(Saved entries)
• • • • •
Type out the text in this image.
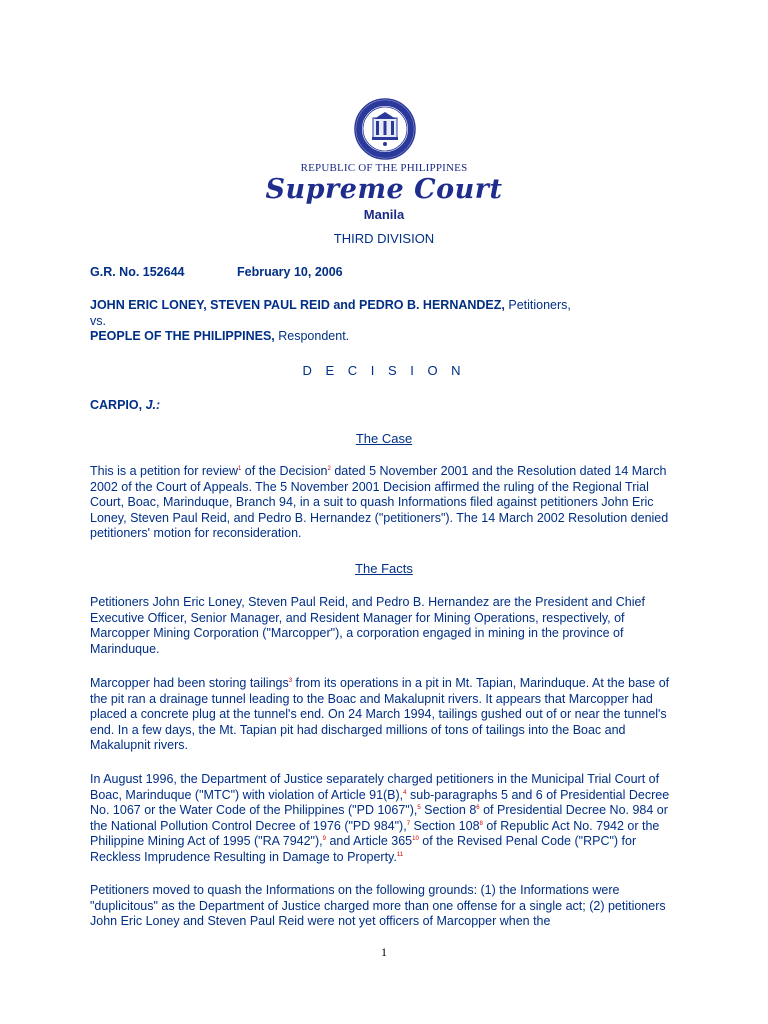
REPUBLIC OF THE PHILIPPINES
Supreme Court
Manila
THIRD DIVISION
G.R. No. 152644	February 10, 2006
JOHN ERIC LONEY, STEVEN PAUL REID and PEDRO B. HERNANDEZ, Petitioners,
vs.
PEOPLE OF THE PHILIPPINES, Respondent.
D E C I S I O N
CARPIO, J.:
The Case
This is a petition for review$^1$ of the Decision$^2$ dated 5 November 2001 and the Resolution dated 14 March 2002 of the Court of Appeals. The 5 November 2001 Decision affirmed the ruling of the Regional Trial Court, Boac, Marinduque, Branch 94, in a suit to quash Informations filed against petitioners John Eric Loney, Steven Paul Reid, and Pedro B. Hernandez ("petitioners"). The 14 March 2002 Resolution denied petitioners' motion for reconsideration.
The Facts
Petitioners John Eric Loney, Steven Paul Reid, and Pedro B. Hernandez are the President and Chief Executive Officer, Senior Manager, and Resident Manager for Mining Operations, respectively, of Marcopper Mining Corporation ("Marcopper"), a corporation engaged in mining in the province of Marinduque.
Marcopper had been storing tailings$^3$ from its operations in a pit in Mt. Tapian, Marinduque. At the base of the pit ran a drainage tunnel leading to the Boac and Makalupnit rivers. It appears that Marcopper had placed a concrete plug at the tunnel's end. On 24 March 1994, tailings gushed out of or near the tunnel's end. In a few days, the Mt. Tapian pit had discharged millions of tons of tailings into the Boac and Makalupnit rivers.
In August 1996, the Department of Justice separately charged petitioners in the Municipal Trial Court of Boac, Marinduque ("MTC") with violation of Article 91(B),$^4$ sub-paragraphs 5 and 6 of Presidential Decree No. 1067 or the Water Code of the Philippines ("PD 1067"),$^5$ Section 8$^6$ of Presidential Decree No. 984 or the National Pollution Control Decree of 1976 ("PD 984"),$^7$ Section 108$^8$ of Republic Act No. 7942 or the Philippine Mining Act of 1995 ("RA 7942"),$^9$ and Article 365$^{10}$ of the Revised Penal Code ("RPC") for Reckless Imprudence Resulting in Damage to Property.$^{11}$
Petitioners moved to quash the Informations on the following grounds: (1) the Informations were "duplicitous" as the Department of Justice charged more than one offense for a single act; (2) petitioners John Eric Loney and Steven Paul Reid were not yet officers of Marcopper when the
1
• • • • •
• To do
Set every line down exactly as written, leaving each picture out.

• Right answer
Type out the text in this image.
REPUBLIC OF THE PHILIPPINES
Supreme Court
Manila
THIRD DIVISION
G.R. No. 152644	February 10, 2006
JOHN ERIC LONEY, STEVEN PAUL REID and PEDRO B. HERNANDEZ, Petitioners,
vs.
PEOPLE OF THE PHILIPPINES, Respondent.
D E C I S I O N
CARPIO, J.:
The Case
This is a petition for review$^1$ of the Decision$^2$ dated 5 November 2001 and the Resolution dated 14 March 2002 of the Court of Appeals. The 5 November 2001 Decision affirmed the ruling of the Regional Trial Court, Boac, Marinduque, Branch 94, in a suit to quash Informations filed against petitioners John Eric Loney, Steven Paul Reid, and Pedro B. Hernandez ("petitioners"). The 14 March 2002 Resolution denied petitioners' motion for reconsideration.
The Facts
Petitioners John Eric Loney, Steven Paul Reid, and Pedro B. Hernandez are the President and Chief Executive Officer, Senior Manager, and Resident Manager for Mining Operations, respectively, of Marcopper Mining Corporation ("Marcopper"), a corporation engaged in mining in the province of Marinduque.
Marcopper had been storing tailings$^3$ from its operations in a pit in Mt. Tapian, Marinduque. At the base of the pit ran a drainage tunnel leading to the Boac and Makalupnit rivers. It appears that Marcopper had placed a concrete plug at the tunnel's end. On 24 March 1994, tailings gushed out of or near the tunnel's end. In a few days, the Mt. Tapian pit had discharged millions of tons of tailings into the Boac and Makalupnit rivers.
In August 1996, the Department of Justice separately charged petitioners in the Municipal Trial Court of Boac, Marinduque ("MTC") with violation of Article 91(B),$^4$ sub-paragraphs 5 and 6 of Presidential Decree No. 1067 or the Water Code of the Philippines ("PD 1067"),$^5$ Section 8$^6$ of Presidential Decree No. 984 or the National Pollution Control Decree of 1976 ("PD 984"),$^7$ Section 108$^8$ of Republic Act No. 7942 or the Philippine Mining Act of 1995 ("RA 7942"),$^9$ and Article 365$^{10}$ of the Revised Penal Code ("RPC") for Reckless Imprudence Resulting in Damage to Property.$^{11}$
Petitioners moved to quash the Informations on the following grounds: (1) the Informations were "duplicitous" as the Department of Justice charged more than one offense for a single act; (2) petitioners John Eric Loney and Steven Paul Reid were not yet officers of Marcopper when the
1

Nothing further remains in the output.